WHAT YOU WILL DO —
Extract, verbatim, all lines starting at the one containing "What does this" and ending with the final line of the listing, and no others.

—————

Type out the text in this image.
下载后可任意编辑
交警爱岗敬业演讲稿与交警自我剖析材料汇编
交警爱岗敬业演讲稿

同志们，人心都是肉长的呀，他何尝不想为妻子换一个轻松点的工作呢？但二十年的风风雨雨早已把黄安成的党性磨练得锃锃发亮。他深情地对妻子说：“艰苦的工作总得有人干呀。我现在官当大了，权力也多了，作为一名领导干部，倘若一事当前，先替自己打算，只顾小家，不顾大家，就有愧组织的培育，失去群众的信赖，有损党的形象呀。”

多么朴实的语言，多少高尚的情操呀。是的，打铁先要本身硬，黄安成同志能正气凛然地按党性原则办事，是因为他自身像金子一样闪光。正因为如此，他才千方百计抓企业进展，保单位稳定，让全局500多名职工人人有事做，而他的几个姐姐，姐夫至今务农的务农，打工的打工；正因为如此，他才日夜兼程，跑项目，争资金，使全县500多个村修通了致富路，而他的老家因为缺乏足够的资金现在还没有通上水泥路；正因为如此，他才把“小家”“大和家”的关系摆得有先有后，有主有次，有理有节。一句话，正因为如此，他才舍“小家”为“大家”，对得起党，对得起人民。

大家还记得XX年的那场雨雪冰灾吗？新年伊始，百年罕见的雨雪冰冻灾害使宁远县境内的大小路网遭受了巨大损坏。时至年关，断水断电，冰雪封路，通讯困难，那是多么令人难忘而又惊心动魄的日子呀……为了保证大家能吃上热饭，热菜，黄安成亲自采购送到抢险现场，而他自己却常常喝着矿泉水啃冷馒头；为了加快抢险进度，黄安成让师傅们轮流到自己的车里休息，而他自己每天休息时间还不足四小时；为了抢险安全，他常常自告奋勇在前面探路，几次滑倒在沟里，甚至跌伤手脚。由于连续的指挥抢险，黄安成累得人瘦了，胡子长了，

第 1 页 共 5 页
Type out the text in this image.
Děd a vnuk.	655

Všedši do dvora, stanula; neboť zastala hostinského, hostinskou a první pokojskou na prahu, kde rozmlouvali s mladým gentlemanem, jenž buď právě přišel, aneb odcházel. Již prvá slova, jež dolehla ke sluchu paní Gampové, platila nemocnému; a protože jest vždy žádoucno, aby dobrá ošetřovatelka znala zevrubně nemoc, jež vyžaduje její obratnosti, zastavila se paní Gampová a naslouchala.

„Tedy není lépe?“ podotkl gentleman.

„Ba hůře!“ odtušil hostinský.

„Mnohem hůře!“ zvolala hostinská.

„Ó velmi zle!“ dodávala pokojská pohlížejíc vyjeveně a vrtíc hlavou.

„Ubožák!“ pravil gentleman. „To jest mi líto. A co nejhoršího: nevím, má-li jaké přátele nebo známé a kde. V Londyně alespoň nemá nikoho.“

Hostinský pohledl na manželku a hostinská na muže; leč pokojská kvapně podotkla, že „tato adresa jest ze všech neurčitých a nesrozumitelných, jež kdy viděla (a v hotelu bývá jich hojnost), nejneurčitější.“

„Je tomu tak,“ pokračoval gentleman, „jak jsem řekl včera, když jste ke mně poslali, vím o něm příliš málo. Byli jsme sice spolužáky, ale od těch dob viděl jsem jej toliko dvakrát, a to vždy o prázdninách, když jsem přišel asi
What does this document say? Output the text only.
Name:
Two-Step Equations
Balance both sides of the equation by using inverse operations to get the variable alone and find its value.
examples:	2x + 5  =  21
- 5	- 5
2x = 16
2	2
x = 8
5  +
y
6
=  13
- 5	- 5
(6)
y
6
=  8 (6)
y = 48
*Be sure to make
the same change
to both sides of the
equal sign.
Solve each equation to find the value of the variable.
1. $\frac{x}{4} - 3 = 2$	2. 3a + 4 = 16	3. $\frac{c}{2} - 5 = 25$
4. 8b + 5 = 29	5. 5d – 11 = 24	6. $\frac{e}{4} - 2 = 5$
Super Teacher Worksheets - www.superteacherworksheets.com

—————

EXPECTED ANSWER —
What does this document say? Output the text only.
Name:
Two-Step Equations
Balance both sides of the equation by using inverse operations to get the variable alone and find its value.
examples:	2x + 5  =  21
- 5	- 5
2x = 16
2	2
x = 8
5  +
y
6
=  13
- 5	- 5
(6)
y
6
=  8 (6)
y = 48
*Be sure to make
the same change
to both sides of the
equal sign.
Solve each equation to find the value of the variable.
1. $\frac{x}{4} - 3 = 2$	2. 3a + 4 = 16	3. $\frac{c}{2} - 5 = 25$
4. 8b + 5 = 29	5. 5d – 11 = 24	6. $\frac{e}{4} - 2 = 5$
Super Teacher Worksheets - www.superteacherworksheets.com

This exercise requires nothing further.